• [Goal of the exercise]
Repeat all of the material exactly as given.

Data entries
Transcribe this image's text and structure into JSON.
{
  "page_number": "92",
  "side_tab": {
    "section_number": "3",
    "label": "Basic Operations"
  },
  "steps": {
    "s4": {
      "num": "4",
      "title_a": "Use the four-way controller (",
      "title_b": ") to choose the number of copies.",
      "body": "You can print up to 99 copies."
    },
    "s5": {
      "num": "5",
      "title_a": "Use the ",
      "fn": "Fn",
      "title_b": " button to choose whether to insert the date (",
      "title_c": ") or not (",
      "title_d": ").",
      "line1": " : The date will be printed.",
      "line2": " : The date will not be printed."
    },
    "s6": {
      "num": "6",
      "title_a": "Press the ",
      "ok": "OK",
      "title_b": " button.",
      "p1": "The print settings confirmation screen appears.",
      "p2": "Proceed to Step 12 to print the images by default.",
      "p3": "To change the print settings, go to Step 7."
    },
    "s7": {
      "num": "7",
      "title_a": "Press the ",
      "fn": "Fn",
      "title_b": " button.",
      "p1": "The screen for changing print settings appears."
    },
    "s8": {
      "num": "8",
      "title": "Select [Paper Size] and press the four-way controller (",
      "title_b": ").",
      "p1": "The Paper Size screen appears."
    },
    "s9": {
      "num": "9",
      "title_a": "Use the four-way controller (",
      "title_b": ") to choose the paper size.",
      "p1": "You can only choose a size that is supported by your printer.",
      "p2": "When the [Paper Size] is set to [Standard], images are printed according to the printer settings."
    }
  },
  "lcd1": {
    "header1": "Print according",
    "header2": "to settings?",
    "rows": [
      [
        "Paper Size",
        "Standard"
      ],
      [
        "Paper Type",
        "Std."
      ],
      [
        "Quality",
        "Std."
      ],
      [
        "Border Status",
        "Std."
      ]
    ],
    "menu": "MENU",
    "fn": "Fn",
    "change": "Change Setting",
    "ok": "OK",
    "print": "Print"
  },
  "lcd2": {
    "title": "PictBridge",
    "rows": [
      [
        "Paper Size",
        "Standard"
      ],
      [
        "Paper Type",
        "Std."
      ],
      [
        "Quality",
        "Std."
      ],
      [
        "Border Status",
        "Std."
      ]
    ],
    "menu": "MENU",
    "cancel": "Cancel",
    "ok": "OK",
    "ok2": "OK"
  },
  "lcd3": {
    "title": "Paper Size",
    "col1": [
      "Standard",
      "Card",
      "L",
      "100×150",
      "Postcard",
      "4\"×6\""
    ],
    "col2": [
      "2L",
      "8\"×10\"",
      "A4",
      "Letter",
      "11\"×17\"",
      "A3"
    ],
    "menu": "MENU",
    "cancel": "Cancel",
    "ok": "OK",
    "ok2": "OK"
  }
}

• [Full output]
Transcribe this image's text and structure into JSON.
{
  "page_number": "92",
  "side_tab": {
    "section_number": "3",
    "label": "Basic Operations"
  },
  "steps": {
    "s4": {
      "num": "4",
      "title_a": "Use the four-way controller (",
      "title_b": ") to choose the number of copies.",
      "body": "You can print up to 99 copies."
    },
    "s5": {
      "num": "5",
      "title_a": "Use the ",
      "fn": "Fn",
      "title_b": " button to choose whether to insert the date (",
      "title_c": ") or not (",
      "title_d": ").",
      "line1": " : The date will be printed.",
      "line2": " : The date will not be printed."
    },
    "s6": {
      "num": "6",
      "title_a": "Press the ",
      "ok": "OK",
      "title_b": " button.",
      "p1": "The print settings confirmation screen appears.",
      "p2": "Proceed to Step 12 to print the images by default.",
      "p3": "To change the print settings, go to Step 7."
    },
    "s7": {
      "num": "7",
      "title_a": "Press the ",
      "fn": "Fn",
      "title_b": " button.",
      "p1": "The screen for changing print settings appears."
    },
    "s8": {
      "num": "8",
      "title": "Select [Paper Size] and press the four-way controller (",
      "title_b": ").",
      "p1": "The Paper Size screen appears."
    },
    "s9": {
      "num": "9",
      "title_a": "Use the four-way controller (",
      "title_b": ") to choose the paper size.",
      "p1": "You can only choose a size that is supported by your printer.",
      "p2": "When the [Paper Size] is set to [Standard], images are printed according to the printer settings."
    }
  },
  "lcd1": {
    "header1": "Print according",
    "header2": "to settings?",
    "rows": [
      [
        "Paper Size",
        "Standard"
      ],
      [
        "Paper Type",
        "Std."
      ],
      [
        "Quality",
        "Std."
      ],
      [
        "Border Status",
        "Std."
      ]
    ],
    "menu": "MENU",
    "fn": "Fn",
    "change": "Change Setting",
    "ok": "OK",
    "print": "Print"
  },
  "lcd2": {
    "title": "PictBridge",
    "rows": [
      [
        "Paper Size",
        "Standard"
      ],
      [
        "Paper Type",
        "Std."
      ],
      [
        "Quality",
        "Std."
      ],
      [
        "Border Status",
        "Std."
      ]
    ],
    "menu": "MENU",
    "cancel": "Cancel",
    "ok": "OK",
    "ok2": "OK"
  },
  "lcd3": {
    "title": "Paper Size",
    "col1": [
      "Standard",
      "Card",
      "L",
      "100×150",
      "Postcard",
      "4\"×6\""
    ],
    "col2": [
      "2L",
      "8\"×10\"",
      "A4",
      "Letter",
      "11\"×17\"",
      "A3"
    ],
    "menu": "MENU",
    "cancel": "Cancel",
    "ok": "OK",
    "ok2": "OK"
  }
}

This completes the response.